_DIRECTIONS:_ Copy out all the records exactly.

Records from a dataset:
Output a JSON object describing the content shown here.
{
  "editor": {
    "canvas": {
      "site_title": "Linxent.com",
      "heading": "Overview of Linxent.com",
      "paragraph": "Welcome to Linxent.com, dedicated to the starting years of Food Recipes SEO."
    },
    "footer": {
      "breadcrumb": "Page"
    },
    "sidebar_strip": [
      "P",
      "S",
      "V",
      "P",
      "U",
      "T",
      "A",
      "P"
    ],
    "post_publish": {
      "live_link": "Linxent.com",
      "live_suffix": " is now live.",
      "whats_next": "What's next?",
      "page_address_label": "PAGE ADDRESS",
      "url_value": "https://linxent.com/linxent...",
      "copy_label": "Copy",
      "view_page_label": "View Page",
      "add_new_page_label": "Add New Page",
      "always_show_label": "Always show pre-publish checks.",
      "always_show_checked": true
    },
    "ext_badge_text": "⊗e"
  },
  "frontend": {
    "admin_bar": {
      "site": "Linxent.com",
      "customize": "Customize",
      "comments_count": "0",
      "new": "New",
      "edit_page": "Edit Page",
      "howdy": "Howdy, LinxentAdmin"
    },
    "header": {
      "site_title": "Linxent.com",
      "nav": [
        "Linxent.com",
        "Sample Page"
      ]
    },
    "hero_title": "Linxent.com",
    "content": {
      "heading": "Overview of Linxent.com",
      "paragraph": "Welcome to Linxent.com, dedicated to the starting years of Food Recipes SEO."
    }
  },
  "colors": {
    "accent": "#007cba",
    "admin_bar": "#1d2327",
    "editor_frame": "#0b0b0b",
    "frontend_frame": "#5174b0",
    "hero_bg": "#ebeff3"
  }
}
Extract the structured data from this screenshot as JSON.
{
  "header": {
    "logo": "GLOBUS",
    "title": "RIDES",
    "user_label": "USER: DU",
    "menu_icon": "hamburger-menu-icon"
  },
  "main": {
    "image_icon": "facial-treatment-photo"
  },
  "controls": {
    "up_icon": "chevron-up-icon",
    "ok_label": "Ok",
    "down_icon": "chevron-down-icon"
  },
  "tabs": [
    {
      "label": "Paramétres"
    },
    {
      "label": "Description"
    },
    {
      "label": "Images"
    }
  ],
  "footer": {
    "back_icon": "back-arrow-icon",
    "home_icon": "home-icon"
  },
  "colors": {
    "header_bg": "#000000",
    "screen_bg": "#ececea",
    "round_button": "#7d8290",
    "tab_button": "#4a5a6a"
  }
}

_ANSWER BELOW:_
Output a JSON object describing the content shown here.
{
  "editor": {
    "canvas": {
      "site_title": "Linxent.com",
      "heading": "Overview of Linxent.com",
      "paragraph": "Welcome to Linxent.com, dedicated to the starting years of Food Recipes SEO."
    },
    "footer": {
      "breadcrumb": "Page"
    },
    "sidebar_strip": [
      "P",
      "S",
      "V",
      "P",
      "U",
      "T",
      "A",
      "P"
    ],
    "post_publish": {
      "live_link": "Linxent.com",
      "live_suffix": " is now live.",
      "whats_next": "What's next?",
      "page_address_label": "PAGE ADDRESS",
      "url_value": "https://linxent.com/linxent...",
      "copy_label": "Copy",
      "view_page_label": "View Page",
      "add_new_page_label": "Add New Page",
      "always_show_label": "Always show pre-publish checks.",
      "always_show_checked": true
    },
    "ext_badge_text": "⊗e"
  },
  "frontend": {
    "admin_bar": {
      "site": "Linxent.com",
      "customize": "Customize",
      "comments_count": "0",
      "new": "New",
      "edit_page": "Edit Page",
      "howdy": "Howdy, LinxentAdmin"
    },
    "header": {
      "site_title": "Linxent.com",
      "nav": [
        "Linxent.com",
        "Sample Page"
      ]
    },
    "hero_title": "Linxent.com",
    "content": {
      "heading": "Overview of Linxent.com",
      "paragraph": "Welcome to Linxent.com, dedicated to the starting years of Food Recipes SEO."
    }
  },
  "colors": {
    "accent": "#007cba",
    "admin_bar": "#1d2327",
    "editor_frame": "#0b0b0b",
    "frontend_frame": "#5174b0",
    "hero_bg": "#ebeff3"
  }
}
Extract the structured data from this screenshot as JSON.
{
  "header": {
    "logo": "GLOBUS",
    "title": "RIDES",
    "user_label": "USER: DU",
    "menu_icon": "hamburger-menu-icon"
  },
  "main": {
    "image_icon": "facial-treatment-photo"
  },
  "controls": {
    "up_icon": "chevron-up-icon",
    "ok_label": "Ok",
    "down_icon": "chevron-down-icon"
  },
  "tabs": [
    {
      "label": "Paramétres"
    },
    {
      "label": "Description"
    },
    {
      "label": "Images"
    }
  ],
  "footer": {
    "back_icon": "back-arrow-icon",
    "home_icon": "home-icon"
  },
  "colors": {
    "header_bg": "#000000",
    "screen_bg": "#ececea",
    "round_button": "#7d8290",
    "tab_button": "#4a5a6a"
  }
}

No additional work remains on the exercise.